PROBLEM TO WORK ON: Identify the lines that contain the word "resolved", then copy them.

-- PROVIDED ENTRIES start --

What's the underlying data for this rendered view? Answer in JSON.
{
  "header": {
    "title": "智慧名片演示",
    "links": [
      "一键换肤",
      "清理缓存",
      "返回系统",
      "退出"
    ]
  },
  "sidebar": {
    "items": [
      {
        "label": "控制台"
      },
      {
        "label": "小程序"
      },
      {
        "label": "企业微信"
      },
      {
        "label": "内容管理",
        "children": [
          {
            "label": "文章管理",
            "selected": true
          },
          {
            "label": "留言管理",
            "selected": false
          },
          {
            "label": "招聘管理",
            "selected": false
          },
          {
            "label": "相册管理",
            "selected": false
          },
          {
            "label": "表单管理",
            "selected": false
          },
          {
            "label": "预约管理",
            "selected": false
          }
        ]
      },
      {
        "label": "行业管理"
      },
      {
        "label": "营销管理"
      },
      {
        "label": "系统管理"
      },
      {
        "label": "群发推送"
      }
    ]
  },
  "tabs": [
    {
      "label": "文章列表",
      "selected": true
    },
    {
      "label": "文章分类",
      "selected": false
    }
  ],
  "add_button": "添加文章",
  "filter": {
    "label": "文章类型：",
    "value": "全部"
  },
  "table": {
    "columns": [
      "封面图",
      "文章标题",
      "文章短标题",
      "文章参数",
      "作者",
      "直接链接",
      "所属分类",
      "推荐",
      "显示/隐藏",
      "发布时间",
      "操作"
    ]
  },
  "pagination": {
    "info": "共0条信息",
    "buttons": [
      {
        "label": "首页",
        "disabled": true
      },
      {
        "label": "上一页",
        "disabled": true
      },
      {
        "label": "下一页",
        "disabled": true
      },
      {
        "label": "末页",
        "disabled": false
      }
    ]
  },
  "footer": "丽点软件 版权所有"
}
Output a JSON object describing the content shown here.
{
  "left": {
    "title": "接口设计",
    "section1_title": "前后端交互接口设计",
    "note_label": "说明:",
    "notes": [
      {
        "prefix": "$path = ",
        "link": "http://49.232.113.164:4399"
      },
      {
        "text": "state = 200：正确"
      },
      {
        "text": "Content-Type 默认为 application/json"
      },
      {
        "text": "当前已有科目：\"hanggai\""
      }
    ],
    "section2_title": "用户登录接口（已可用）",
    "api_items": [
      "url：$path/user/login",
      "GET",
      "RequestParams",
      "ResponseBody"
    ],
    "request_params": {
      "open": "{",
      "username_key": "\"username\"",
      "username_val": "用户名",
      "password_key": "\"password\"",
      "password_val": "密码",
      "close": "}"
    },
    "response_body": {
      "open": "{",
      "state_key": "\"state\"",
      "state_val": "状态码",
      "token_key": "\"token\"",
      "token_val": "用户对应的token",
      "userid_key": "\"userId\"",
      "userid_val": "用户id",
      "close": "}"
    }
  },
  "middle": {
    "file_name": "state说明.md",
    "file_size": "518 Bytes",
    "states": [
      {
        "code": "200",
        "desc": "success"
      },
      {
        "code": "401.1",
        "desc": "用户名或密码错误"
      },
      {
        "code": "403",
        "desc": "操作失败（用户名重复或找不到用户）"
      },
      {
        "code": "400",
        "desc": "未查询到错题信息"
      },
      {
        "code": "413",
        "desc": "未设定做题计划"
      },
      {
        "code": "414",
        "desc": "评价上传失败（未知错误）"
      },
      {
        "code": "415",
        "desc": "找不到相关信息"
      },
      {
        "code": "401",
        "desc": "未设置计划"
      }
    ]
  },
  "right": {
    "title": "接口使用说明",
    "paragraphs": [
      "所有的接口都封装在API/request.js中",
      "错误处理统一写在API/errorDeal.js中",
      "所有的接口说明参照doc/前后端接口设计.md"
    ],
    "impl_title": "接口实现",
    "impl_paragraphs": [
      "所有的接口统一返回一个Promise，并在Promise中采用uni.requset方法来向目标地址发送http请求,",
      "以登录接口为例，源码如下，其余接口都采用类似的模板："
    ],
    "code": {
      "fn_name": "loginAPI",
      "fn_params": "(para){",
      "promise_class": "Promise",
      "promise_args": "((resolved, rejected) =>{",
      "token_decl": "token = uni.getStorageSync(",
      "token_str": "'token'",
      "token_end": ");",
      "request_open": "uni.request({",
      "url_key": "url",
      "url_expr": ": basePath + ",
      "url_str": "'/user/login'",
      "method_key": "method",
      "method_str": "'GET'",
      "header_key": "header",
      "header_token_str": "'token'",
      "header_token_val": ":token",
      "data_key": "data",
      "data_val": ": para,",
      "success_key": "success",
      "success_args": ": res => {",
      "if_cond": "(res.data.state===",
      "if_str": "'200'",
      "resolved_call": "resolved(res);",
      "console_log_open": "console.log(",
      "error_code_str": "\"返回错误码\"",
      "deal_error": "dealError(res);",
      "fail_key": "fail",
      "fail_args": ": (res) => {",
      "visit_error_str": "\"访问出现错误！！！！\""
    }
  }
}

-- PROVIDED ENTRIES end --

FINISHED EXERCISE:
      "promise_args": "((resolved, rejected) =>{",
      "resolved_call": "resolved(res);",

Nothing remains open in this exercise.